» **WHAT YOU HAVE TO DO**
Copy out the lines that include the word "Stakes".

[Rows from a dataset]
########################################

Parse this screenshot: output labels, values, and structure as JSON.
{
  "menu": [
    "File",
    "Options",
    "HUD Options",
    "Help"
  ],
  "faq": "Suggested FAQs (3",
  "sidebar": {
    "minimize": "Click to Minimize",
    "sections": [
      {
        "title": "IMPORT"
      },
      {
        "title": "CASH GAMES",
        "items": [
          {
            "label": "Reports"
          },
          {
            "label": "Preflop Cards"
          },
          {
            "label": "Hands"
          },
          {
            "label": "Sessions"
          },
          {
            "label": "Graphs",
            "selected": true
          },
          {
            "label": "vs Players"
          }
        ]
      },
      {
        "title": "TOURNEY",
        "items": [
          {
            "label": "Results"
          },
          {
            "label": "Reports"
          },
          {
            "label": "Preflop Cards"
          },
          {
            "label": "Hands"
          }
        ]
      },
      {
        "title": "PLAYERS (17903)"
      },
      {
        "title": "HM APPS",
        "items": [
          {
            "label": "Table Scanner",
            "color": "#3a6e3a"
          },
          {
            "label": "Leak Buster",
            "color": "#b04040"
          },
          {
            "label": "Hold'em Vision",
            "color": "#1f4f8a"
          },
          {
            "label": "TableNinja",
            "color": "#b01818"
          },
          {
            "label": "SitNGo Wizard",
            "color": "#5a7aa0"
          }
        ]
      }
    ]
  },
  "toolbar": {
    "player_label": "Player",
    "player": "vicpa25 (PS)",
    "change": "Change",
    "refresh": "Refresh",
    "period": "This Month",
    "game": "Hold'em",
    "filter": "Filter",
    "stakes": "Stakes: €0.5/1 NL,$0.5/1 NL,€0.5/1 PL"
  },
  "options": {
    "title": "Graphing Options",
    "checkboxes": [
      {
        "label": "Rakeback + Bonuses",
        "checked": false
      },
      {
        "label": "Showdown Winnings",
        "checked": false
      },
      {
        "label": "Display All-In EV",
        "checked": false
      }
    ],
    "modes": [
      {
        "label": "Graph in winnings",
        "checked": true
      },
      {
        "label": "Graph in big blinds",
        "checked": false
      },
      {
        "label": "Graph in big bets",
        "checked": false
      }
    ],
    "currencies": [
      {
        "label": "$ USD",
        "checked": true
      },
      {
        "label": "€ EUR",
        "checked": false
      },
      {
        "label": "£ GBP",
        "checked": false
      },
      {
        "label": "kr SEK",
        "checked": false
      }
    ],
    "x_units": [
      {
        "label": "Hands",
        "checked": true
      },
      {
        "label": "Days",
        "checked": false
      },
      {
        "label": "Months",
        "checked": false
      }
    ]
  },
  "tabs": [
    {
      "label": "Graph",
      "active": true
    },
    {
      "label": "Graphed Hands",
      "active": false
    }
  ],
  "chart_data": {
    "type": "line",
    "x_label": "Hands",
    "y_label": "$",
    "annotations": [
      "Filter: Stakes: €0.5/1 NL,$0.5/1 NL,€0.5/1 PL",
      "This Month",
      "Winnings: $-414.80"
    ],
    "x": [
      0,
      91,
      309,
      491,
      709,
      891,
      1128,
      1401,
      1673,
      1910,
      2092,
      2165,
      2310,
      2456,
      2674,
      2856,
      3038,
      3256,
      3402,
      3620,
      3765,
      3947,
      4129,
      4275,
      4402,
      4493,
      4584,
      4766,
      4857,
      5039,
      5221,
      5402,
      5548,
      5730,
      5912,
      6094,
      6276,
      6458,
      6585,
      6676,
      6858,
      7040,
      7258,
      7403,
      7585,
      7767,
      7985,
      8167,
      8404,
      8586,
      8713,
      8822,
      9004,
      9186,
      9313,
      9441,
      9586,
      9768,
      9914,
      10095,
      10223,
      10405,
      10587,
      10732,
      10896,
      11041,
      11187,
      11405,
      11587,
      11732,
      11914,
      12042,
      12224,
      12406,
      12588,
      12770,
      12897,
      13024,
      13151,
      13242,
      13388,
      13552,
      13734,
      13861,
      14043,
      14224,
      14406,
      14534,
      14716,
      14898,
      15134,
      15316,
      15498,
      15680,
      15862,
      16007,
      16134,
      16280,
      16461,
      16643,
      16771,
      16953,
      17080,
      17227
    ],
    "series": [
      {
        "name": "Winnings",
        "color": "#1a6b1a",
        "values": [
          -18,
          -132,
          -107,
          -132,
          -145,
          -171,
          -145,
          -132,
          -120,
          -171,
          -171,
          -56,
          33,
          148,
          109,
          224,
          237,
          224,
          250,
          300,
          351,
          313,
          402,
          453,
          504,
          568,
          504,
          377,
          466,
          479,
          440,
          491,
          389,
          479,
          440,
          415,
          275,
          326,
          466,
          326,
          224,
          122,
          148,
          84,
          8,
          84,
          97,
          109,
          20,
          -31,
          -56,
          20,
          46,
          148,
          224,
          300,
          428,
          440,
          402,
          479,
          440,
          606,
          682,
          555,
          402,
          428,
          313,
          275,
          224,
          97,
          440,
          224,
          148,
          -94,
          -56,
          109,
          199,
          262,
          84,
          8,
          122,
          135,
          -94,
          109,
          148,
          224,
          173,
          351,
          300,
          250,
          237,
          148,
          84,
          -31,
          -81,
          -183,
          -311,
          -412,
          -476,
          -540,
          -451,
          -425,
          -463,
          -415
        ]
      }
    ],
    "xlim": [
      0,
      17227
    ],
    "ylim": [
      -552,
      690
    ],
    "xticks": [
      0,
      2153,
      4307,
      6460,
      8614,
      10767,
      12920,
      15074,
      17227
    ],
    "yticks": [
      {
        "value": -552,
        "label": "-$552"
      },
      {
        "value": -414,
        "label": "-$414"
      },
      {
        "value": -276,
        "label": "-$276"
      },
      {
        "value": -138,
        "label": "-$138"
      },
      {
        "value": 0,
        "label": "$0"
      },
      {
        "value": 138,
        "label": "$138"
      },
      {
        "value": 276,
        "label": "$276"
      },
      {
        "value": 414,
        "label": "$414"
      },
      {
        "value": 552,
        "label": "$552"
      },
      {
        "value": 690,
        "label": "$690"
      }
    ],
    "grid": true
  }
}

########################################

» **TASK RESPONSE**
    "stakes": "Stakes: €0.5/1 NL,$0.5/1 NL,€0.5/1 PL"
      "Filter: Stakes: €0.5/1 NL,$0.5/1 NL,€0.5/1 PL",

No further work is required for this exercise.